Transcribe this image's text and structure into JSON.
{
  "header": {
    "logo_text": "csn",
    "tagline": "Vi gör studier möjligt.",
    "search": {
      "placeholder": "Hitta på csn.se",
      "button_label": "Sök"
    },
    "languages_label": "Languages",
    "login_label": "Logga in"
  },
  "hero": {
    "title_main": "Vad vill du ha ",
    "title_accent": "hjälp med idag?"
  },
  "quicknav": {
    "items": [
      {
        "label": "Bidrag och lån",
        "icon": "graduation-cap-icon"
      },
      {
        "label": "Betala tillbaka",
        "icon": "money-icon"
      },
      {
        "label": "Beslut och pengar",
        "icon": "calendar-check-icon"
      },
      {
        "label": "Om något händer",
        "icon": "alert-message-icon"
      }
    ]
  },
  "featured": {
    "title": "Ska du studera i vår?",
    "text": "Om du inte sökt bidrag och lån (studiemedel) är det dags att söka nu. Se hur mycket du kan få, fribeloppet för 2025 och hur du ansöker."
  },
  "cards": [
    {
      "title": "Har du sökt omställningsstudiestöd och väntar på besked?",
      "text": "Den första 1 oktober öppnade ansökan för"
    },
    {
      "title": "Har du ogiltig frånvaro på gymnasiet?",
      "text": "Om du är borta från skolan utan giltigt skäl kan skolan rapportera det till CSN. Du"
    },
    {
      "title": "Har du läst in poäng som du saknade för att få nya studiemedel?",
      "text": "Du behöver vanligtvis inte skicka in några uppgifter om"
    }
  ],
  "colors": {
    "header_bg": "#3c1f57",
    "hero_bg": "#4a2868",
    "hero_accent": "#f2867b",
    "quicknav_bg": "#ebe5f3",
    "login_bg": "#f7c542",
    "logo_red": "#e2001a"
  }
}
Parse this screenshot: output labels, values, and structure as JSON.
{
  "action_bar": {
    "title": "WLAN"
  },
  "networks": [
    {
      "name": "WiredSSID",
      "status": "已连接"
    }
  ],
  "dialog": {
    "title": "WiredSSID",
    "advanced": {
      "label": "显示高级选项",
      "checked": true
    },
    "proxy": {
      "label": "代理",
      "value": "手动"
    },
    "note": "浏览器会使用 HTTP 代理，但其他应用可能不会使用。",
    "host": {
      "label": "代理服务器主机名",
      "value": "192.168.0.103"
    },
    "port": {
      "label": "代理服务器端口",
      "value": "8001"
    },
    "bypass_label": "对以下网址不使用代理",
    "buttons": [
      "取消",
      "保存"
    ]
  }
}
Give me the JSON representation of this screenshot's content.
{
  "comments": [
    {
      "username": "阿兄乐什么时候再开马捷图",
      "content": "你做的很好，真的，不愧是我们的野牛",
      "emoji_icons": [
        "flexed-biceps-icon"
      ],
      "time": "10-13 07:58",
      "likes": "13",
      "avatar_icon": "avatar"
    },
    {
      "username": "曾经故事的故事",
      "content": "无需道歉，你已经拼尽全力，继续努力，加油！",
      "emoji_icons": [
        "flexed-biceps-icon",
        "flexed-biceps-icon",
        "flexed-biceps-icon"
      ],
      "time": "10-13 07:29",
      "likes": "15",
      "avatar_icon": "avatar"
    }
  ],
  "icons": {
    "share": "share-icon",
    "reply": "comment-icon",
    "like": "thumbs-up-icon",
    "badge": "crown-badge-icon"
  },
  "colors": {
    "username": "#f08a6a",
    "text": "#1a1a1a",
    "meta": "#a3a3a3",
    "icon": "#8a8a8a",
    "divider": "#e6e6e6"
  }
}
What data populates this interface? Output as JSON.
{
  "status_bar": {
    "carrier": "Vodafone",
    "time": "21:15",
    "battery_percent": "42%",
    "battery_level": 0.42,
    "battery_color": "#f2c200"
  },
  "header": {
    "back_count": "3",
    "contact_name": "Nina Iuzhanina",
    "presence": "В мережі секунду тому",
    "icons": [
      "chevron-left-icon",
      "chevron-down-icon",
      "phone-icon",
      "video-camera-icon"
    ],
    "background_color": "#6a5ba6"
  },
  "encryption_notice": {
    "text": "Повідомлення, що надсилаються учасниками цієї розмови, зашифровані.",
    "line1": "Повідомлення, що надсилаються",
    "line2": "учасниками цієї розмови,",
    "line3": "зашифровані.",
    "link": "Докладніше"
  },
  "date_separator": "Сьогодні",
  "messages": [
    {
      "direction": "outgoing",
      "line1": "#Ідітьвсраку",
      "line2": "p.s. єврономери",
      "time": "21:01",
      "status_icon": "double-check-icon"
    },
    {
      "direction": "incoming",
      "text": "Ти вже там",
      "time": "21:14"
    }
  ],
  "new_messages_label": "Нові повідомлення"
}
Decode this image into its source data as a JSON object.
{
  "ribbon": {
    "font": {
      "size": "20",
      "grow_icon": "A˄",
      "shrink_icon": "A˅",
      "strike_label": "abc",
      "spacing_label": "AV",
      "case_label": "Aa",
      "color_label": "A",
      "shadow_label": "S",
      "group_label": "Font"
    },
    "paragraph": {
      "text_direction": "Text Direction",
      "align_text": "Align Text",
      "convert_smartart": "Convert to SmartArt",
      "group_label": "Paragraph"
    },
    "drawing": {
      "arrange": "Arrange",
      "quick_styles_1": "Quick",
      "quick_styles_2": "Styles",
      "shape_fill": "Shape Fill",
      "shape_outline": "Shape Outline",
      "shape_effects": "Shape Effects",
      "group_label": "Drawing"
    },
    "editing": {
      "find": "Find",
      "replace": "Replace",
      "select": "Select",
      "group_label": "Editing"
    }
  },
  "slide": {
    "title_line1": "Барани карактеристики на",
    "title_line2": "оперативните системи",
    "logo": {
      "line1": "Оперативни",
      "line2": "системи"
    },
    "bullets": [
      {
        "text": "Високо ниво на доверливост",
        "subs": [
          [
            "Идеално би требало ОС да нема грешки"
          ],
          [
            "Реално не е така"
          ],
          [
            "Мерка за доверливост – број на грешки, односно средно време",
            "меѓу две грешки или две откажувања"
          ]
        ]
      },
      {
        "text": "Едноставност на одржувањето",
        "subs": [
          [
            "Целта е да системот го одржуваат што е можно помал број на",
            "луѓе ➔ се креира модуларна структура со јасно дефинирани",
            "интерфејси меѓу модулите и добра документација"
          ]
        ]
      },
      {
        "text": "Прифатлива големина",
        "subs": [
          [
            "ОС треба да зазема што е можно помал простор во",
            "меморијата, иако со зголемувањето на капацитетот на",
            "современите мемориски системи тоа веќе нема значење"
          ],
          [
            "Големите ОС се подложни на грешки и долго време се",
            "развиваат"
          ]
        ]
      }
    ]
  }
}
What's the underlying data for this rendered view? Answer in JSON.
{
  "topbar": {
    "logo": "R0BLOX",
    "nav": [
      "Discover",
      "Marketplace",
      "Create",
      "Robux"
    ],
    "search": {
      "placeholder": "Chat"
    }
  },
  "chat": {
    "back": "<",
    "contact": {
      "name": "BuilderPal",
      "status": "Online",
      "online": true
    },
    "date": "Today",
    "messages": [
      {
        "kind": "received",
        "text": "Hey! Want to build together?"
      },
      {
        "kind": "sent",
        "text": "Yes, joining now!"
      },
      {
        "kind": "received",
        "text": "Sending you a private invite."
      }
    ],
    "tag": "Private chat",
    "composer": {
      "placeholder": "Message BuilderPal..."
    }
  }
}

- _Written exercise_
Starting at the line that contains "What's the underlying", quote each remaining line of the entries above, unchanged.

- _Task response_
What's the underlying data for this rendered view? Answer in JSON.
{
  "topbar": {
    "logo": "R0BLOX",
    "nav": [
      "Discover",
      "Marketplace",
      "Create",
      "Robux"
    ],
    "search": {
      "placeholder": "Chat"
    }
  },
  "chat": {
    "back": "<",
    "contact": {
      "name": "BuilderPal",
      "status": "Online",
      "online": true
    },
    "date": "Today",
    "messages": [
      {
        "kind": "received",
        "text": "Hey! Want to build together?"
      },
      {
        "kind": "sent",
        "text": "Yes, joining now!"
      },
      {
        "kind": "received",
        "text": "Sending you a private invite."
      }
    ],
    "tag": "Private chat",
    "composer": {
      "placeholder": "Message BuilderPal..."
    }
  }
}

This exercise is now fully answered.